Items =>
○ ○ ○ ○ ○

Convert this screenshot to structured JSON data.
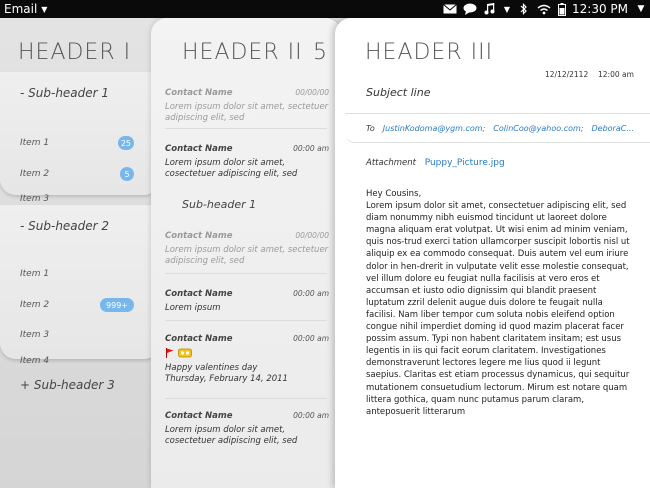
{
  "statusbar": {
    "app_menu": "Email",
    "time": "12:30 PM",
    "icons": [
      "mail-icon",
      "chat-icon",
      "music-icon",
      "bluetooth-icon",
      "wifi-icon",
      "battery-icon"
    ]
  },
  "pane1": {
    "header": "HEADER I",
    "groups": [
      {
        "label": "- Sub-header 1",
        "items": [
          {
            "label": "Item 1",
            "badge": "25"
          },
          {
            "label": "Item 2",
            "badge": "5"
          },
          {
            "label": "Item 3",
            "badge": ""
          }
        ]
      },
      {
        "label": "- Sub-header 2",
        "items": [
          {
            "label": "Item 1",
            "badge": ""
          },
          {
            "label": "Item 2",
            "badge": "999+"
          },
          {
            "label": "Item 3",
            "badge": ""
          },
          {
            "label": "Item 4",
            "badge": ""
          }
        ]
      }
    ],
    "collapsed_group": "+ Sub-header 3"
  },
  "pane2": {
    "header": "HEADER II",
    "count": "5",
    "messages": [
      {
        "from": "Contact Name",
        "time": "00/00/00",
        "body": "Lorem ipsum dolor sit amet, sectetuer adipiscing elit, sed"
      },
      {
        "from": "Contact Name",
        "time": "00:00 am",
        "body": "Lorem ipsum dolor sit amet, cosectetuer adipiscing elit, sed"
      }
    ],
    "subheader": "Sub-header 1",
    "messages2": [
      {
        "from": "Contact Name",
        "time": "00/00/00",
        "body": "Lorem ipsum dolor sit amet, sectetuer adipiscing elit, sed"
      },
      {
        "from": "Contact Name",
        "time": "00:00 am",
        "body": "Lorem ipsum"
      },
      {
        "from": "Contact Name",
        "time": "00:00 am",
        "body_line1": "Happy valentines day",
        "body_line2": "Thursday, February 14, 2011"
      },
      {
        "from": "Contact Name",
        "time": "00:00 am",
        "body": "Lorem ipsum dolor sit amet, cosectetuer adipiscing elit, sed"
      }
    ]
  },
  "pane3": {
    "header": "HEADER III",
    "date": "12/12/2112",
    "time": "12:00 am",
    "subject": "Subject line",
    "to_label": "To",
    "recipients": [
      "JustinKodoma@ygm.com;",
      "ColinCoo@yahoo.com;",
      "DeboraC..."
    ],
    "attachment_label": "Attachment",
    "attachment_name": "Puppy_Picture.jpg",
    "greeting": "Hey Cousins,",
    "body": "Lorem ipsum dolor sit amet, consectetuer adipiscing elit, sed diam nonummy nibh euismod tincidunt ut laoreet dolore magna aliquam erat volutpat. Ut wisi enim ad minim veniam, quis nos-trud exerci tation ullamcorper suscipit lobortis nisl ut aliquip ex ea commodo consequat. Duis autem vel eum iriure dolor in hen-drerit in vulputate velit esse molestie consequat, vel illum dolore eu feugiat nulla facilisis at vero eros et accumsan et iusto odio dignissim qui blandit praesent luptatum zzril delenit augue duis dolore te feugait nulla facilisi. Nam liber tempor cum soluta nobis eleifend option congue nihil imperdiet doming id quod mazim placerat facer possim assum. Typi non habent claritatem insitam; est usus legentis in iis qui facit eorum claritatem. Investigationes demonstraverunt lectores legere me lius quod ii legunt saepius. Claritas est etiam processus dynamicus, qui sequitur mutationem consuetudium lectorum. Mirum est notare quam littera gothica, quam nunc putamus parum claram, anteposuerit litterarum"
  }
}
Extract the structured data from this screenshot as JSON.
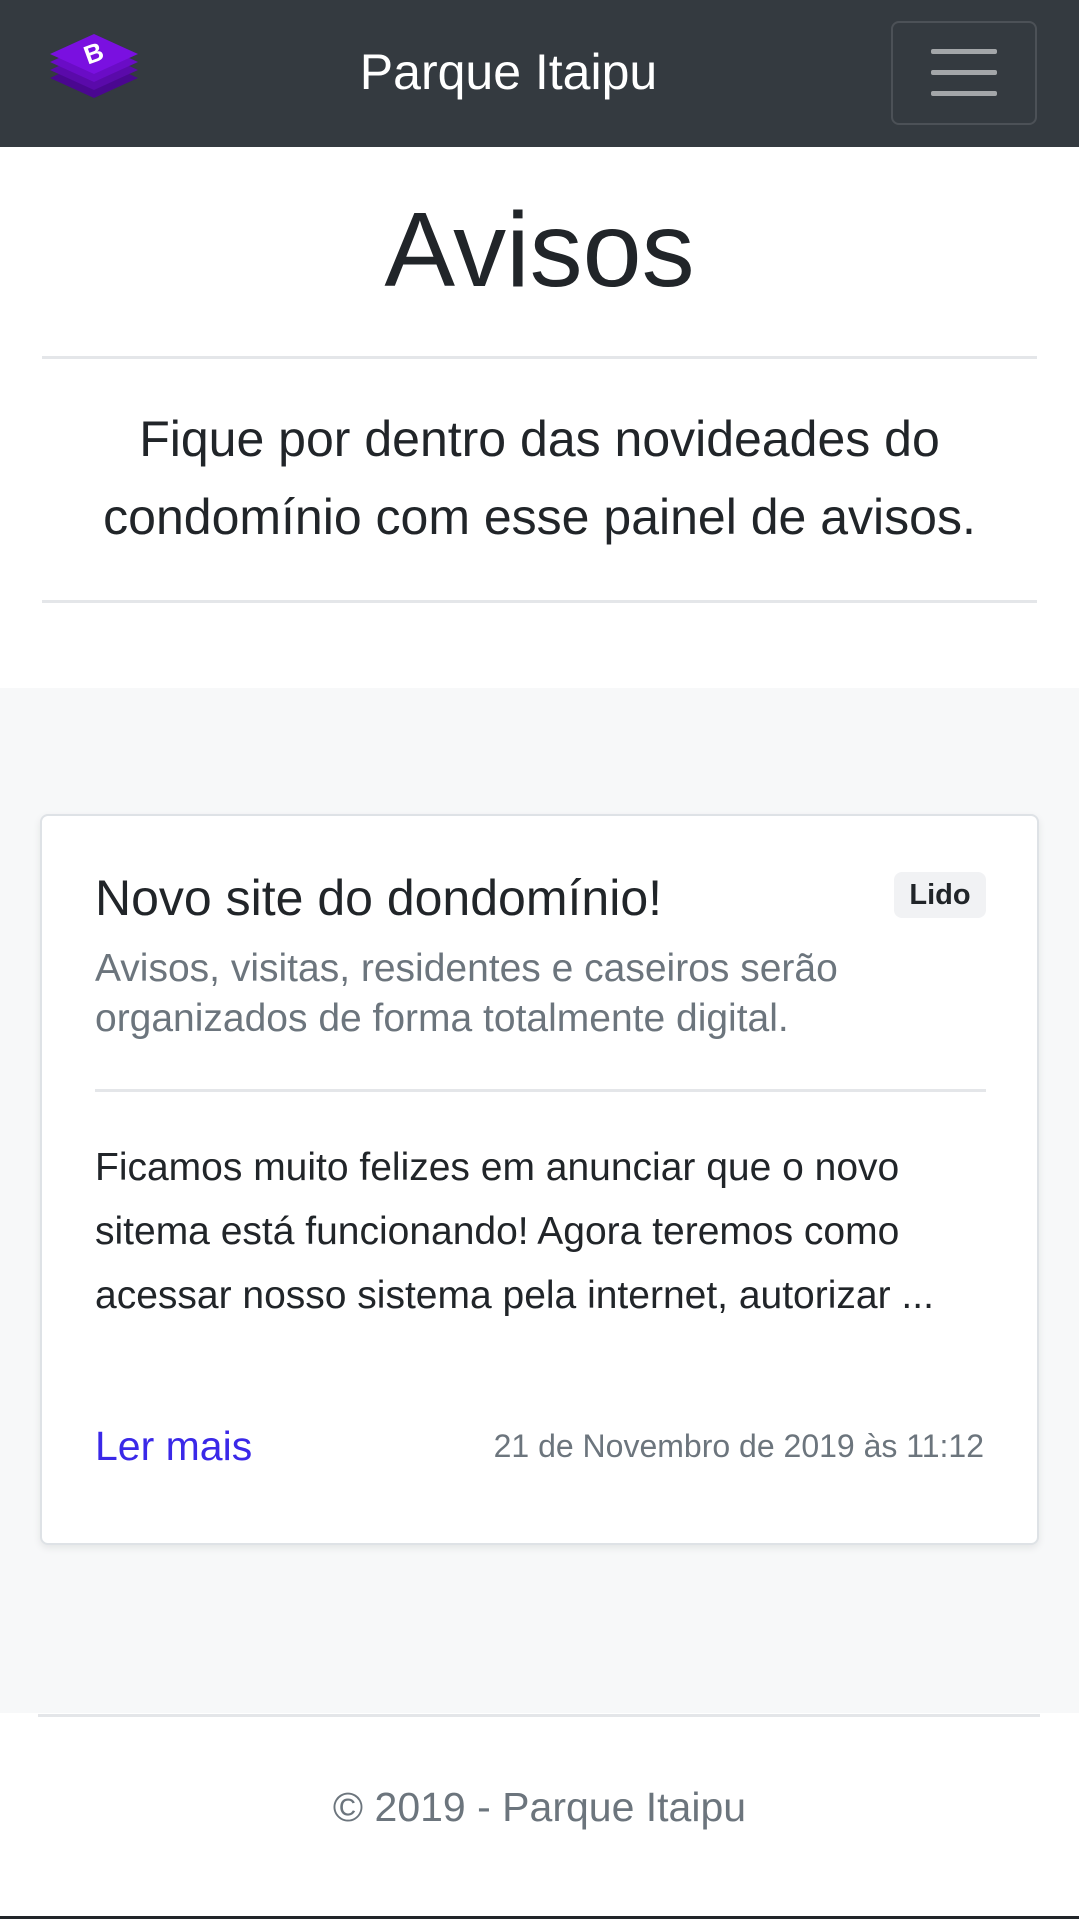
{
  "navbar": {
    "brand_title": "Parque Itaipu",
    "logo_letter": "B",
    "logo_icon": "bootstrap-logo-icon",
    "toggler_icon": "hamburger-menu-icon"
  },
  "header": {
    "title": "Avisos",
    "lead": "Fique por dentro das novideades do condomínio com esse painel de avisos."
  },
  "notices": [
    {
      "title": "Novo site do dondomínio!",
      "badge": "Lido",
      "subtitle": "Avisos, visitas, residentes e caseiros serão organizados de forma totalmente digital.",
      "body": "Ficamos muito felizes em anunciar que o novo sitema está funcionando! Agora teremos como acessar nosso sistema pela internet, autorizar ...",
      "read_more": "Ler mais",
      "date": "21 de Novembro de 2019 às 11:12"
    }
  ],
  "footer": {
    "text": "© 2019 - Parque Itaipu"
  },
  "colors": {
    "navbar_bg": "#343a40",
    "logo_purple": "#7a10e0",
    "link": "#3a28e8",
    "muted": "#6c757d",
    "section_bg": "#f7f8f9"
  }
}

○ ○ ○ ○ ○

Extract every line above containing the word "header".

Answer to this exercise =>
    "header": "HEADER I",
        "label": "- Sub-header 1",
        "label": "- Sub-header 2",
    "collapsed_group": "+ Sub-header 3"
    "header": "HEADER II",
    "subheader": "Sub-header 1",
    "header": "HEADER III",
  "header": {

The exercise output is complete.